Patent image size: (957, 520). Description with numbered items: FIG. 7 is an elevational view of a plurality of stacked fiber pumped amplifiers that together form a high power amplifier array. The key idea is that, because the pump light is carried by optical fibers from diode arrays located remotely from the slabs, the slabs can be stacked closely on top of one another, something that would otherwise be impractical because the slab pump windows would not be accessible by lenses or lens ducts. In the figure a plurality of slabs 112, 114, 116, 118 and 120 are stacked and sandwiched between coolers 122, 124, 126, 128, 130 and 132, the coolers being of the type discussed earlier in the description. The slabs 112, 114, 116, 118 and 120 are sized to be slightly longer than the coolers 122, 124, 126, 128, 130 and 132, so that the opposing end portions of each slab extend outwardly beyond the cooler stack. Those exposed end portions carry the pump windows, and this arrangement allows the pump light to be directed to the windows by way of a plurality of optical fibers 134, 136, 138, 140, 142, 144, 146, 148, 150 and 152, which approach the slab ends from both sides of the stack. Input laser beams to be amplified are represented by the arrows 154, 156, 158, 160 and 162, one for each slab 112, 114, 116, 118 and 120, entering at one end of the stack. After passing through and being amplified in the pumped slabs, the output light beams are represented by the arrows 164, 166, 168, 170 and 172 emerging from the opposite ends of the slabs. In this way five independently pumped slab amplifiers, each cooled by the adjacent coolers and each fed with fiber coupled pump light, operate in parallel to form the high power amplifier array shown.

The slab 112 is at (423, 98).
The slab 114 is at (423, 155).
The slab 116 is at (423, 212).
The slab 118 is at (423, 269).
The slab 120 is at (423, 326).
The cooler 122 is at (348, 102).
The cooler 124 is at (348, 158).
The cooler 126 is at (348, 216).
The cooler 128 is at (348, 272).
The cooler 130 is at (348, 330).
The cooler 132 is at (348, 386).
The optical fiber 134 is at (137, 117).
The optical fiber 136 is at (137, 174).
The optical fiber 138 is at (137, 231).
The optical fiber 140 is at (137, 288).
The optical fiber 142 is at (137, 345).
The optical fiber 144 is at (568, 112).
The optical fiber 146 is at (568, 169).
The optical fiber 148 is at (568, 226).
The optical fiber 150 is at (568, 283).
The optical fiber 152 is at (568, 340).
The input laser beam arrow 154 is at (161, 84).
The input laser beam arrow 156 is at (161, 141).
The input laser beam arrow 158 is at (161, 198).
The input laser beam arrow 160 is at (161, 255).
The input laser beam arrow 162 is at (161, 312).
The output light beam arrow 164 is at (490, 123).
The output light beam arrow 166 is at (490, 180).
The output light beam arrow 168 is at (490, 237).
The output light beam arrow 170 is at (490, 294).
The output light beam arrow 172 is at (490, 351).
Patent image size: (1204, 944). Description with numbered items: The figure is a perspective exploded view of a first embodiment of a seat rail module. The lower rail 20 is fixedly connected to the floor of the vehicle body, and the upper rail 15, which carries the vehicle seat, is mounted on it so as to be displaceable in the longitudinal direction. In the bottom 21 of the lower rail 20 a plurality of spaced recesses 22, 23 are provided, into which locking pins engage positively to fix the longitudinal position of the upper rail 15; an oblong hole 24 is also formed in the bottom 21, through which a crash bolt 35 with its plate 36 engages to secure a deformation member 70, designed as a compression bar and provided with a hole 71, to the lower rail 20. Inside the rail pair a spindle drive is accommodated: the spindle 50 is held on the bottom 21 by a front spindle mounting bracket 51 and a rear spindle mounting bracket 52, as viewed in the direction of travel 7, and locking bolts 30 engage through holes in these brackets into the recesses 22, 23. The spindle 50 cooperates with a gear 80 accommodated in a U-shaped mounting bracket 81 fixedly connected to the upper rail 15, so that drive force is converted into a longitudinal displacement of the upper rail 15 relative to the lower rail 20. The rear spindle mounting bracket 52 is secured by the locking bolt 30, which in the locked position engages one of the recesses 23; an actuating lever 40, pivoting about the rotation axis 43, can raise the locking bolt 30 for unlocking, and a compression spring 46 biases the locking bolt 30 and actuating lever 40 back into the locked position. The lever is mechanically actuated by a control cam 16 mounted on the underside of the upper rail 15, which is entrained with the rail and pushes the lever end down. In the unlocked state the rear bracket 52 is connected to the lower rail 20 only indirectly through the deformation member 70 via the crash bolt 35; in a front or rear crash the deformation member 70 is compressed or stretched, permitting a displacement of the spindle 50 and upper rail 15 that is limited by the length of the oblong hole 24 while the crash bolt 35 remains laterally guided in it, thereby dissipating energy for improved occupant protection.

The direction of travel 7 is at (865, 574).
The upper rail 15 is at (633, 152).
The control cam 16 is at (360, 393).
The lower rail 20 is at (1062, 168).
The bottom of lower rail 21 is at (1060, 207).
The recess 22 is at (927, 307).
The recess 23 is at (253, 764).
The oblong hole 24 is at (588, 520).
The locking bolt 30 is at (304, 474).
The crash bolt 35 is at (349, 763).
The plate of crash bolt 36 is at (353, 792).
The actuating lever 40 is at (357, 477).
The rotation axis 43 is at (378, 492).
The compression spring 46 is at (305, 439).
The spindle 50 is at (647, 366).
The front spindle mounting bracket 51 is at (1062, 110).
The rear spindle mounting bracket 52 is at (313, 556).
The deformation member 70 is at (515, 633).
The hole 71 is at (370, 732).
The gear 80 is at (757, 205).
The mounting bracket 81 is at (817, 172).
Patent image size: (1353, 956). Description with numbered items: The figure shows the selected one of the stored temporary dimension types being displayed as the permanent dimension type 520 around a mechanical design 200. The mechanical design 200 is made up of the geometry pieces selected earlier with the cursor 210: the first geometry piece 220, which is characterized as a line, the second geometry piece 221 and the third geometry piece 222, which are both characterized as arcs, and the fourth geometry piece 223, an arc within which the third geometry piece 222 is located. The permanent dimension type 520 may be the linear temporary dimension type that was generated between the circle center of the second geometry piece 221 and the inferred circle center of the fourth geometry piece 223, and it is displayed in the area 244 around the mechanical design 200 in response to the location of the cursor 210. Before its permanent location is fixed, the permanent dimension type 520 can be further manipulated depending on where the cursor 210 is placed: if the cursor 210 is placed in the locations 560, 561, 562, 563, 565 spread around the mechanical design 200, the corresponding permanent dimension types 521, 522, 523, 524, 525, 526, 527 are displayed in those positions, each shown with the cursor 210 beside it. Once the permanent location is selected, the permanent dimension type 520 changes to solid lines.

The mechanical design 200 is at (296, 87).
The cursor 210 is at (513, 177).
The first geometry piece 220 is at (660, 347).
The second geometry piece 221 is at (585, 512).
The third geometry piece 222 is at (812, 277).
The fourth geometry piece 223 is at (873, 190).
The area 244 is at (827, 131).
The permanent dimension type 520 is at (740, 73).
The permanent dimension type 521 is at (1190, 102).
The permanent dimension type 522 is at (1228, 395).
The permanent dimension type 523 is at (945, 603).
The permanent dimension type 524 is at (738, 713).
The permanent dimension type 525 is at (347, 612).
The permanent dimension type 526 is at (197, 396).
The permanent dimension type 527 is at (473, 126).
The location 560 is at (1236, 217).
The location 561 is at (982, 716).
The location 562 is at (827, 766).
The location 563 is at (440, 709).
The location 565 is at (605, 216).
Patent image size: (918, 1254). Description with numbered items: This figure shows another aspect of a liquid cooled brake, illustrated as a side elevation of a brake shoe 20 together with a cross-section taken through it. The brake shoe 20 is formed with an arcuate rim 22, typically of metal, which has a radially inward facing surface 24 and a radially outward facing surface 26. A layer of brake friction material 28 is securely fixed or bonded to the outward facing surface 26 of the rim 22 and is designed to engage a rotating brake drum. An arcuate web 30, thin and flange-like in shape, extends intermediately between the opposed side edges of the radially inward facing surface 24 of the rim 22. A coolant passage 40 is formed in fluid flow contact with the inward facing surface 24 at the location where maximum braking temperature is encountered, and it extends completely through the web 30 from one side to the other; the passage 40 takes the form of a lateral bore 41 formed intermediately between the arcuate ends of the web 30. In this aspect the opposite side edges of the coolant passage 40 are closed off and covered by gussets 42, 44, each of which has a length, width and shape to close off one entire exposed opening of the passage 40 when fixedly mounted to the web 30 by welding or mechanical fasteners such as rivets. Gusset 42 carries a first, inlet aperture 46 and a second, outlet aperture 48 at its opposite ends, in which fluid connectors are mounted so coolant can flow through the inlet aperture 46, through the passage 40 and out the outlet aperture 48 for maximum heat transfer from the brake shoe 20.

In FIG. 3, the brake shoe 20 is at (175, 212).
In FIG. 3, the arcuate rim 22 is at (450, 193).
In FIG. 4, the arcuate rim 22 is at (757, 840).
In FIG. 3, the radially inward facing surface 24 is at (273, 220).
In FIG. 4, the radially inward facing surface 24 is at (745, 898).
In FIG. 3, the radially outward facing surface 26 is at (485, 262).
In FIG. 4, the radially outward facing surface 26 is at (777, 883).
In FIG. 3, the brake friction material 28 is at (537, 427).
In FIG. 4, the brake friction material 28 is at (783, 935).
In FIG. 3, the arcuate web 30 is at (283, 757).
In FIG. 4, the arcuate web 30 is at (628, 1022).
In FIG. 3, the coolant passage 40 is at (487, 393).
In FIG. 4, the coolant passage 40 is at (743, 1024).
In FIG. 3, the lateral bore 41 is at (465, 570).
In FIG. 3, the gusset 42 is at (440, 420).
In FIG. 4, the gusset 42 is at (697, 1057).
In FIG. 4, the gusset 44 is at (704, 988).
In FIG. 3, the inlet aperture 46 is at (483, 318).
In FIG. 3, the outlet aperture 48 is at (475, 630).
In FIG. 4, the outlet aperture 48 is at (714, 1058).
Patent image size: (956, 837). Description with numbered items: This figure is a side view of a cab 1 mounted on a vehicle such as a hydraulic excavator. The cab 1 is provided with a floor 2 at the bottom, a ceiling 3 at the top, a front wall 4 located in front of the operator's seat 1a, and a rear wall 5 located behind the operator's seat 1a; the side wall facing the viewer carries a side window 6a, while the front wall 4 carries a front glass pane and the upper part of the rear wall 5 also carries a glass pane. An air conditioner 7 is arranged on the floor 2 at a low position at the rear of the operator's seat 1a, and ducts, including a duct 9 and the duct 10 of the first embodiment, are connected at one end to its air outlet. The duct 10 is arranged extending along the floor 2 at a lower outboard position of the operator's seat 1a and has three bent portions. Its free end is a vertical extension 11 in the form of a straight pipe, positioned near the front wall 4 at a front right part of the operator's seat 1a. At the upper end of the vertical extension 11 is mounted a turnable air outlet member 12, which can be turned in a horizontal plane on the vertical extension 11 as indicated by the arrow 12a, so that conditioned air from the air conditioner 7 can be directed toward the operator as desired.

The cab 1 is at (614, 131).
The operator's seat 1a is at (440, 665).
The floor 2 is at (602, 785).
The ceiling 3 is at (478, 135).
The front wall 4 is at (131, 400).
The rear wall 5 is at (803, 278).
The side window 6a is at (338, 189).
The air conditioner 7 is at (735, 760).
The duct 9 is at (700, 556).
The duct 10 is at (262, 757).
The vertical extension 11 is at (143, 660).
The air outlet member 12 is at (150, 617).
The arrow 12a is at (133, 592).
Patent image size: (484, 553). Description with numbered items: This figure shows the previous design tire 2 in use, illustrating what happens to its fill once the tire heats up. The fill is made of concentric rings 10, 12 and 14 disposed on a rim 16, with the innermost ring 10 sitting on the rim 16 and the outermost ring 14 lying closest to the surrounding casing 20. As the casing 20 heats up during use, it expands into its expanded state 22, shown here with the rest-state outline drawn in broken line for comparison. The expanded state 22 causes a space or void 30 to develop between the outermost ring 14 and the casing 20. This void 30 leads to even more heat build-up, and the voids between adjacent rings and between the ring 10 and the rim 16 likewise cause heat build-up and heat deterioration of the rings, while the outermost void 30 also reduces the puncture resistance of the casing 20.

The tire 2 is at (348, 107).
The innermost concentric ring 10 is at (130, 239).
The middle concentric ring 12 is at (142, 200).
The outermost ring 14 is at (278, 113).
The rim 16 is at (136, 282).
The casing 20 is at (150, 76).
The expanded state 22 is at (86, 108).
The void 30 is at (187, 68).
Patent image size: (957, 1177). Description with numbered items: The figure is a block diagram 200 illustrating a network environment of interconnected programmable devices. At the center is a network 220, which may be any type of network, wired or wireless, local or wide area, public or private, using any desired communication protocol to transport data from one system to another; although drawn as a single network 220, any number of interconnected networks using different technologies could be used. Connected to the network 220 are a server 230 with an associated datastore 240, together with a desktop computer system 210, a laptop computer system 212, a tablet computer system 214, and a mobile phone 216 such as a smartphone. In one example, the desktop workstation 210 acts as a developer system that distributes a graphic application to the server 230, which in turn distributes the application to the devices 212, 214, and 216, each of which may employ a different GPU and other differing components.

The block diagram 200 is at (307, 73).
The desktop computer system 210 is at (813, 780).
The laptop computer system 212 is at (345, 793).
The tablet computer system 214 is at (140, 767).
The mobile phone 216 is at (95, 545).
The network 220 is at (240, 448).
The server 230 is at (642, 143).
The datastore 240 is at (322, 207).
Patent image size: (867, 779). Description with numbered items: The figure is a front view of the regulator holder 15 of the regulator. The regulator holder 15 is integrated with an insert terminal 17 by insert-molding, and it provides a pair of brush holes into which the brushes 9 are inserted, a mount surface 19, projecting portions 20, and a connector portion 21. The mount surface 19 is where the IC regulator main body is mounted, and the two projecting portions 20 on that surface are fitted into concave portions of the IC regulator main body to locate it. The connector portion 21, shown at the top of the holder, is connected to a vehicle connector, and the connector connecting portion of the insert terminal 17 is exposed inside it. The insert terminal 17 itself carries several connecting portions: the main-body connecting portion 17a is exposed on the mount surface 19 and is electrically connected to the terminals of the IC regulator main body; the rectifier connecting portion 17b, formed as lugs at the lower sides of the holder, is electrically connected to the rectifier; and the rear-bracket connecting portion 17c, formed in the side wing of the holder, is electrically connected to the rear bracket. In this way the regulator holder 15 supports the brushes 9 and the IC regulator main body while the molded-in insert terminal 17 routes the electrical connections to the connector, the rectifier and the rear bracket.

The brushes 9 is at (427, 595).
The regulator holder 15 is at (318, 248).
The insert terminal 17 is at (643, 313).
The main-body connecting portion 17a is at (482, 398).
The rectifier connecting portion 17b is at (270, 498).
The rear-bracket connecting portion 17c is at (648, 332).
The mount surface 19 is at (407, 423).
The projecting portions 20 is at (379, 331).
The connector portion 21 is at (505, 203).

....

• YOUR INSTRUCTIONS
Reproduce the rows above verbatim, starting at the line containing "Patent image size: (956, 837)." and ending at the line containing "The ceiling 3 is at (478, 135).".

• ANSWER TO THIS PROBLEM
Patent image size: (956, 837). Description with numbered items: This figure is a side view of a cab 1 mounted on a vehicle such as a hydraulic excavator. The cab 1 is provided with a floor 2 at the bottom, a ceiling 3 at the top, a front wall 4 located in front of the operator's seat 1a, and a rear wall 5 located behind the operator's seat 1a; the side wall facing the viewer carries a side window 6a, while the front wall 4 carries a front glass pane and the upper part of the rear wall 5 also carries a glass pane. An air conditioner 7 is arranged on the floor 2 at a low position at the rear of the operator's seat 1a, and ducts, including a duct 9 and the duct 10 of the first embodiment, are connected at one end to its air outlet. The duct 10 is arranged extending along the floor 2 at a lower outboard position of the operator's seat 1a and has three bent portions. Its free end is a vertical extension 11 in the form of a straight pipe, positioned near the front wall 4 at a front right part of the operator's seat 1a. At the upper end of the vertical extension 11 is mounted a turnable air outlet member 12, which can be turned in a horizontal plane on the vertical extension 11 as indicated by the arrow 12a, so that conditioned air from the air conditioner 7 can be directed toward the operator as desired.

The cab 1 is at (614, 131).
The operator's seat 1a is at (440, 665).
The floor 2 is at (602, 785).
The ceiling 3 is at (478, 135).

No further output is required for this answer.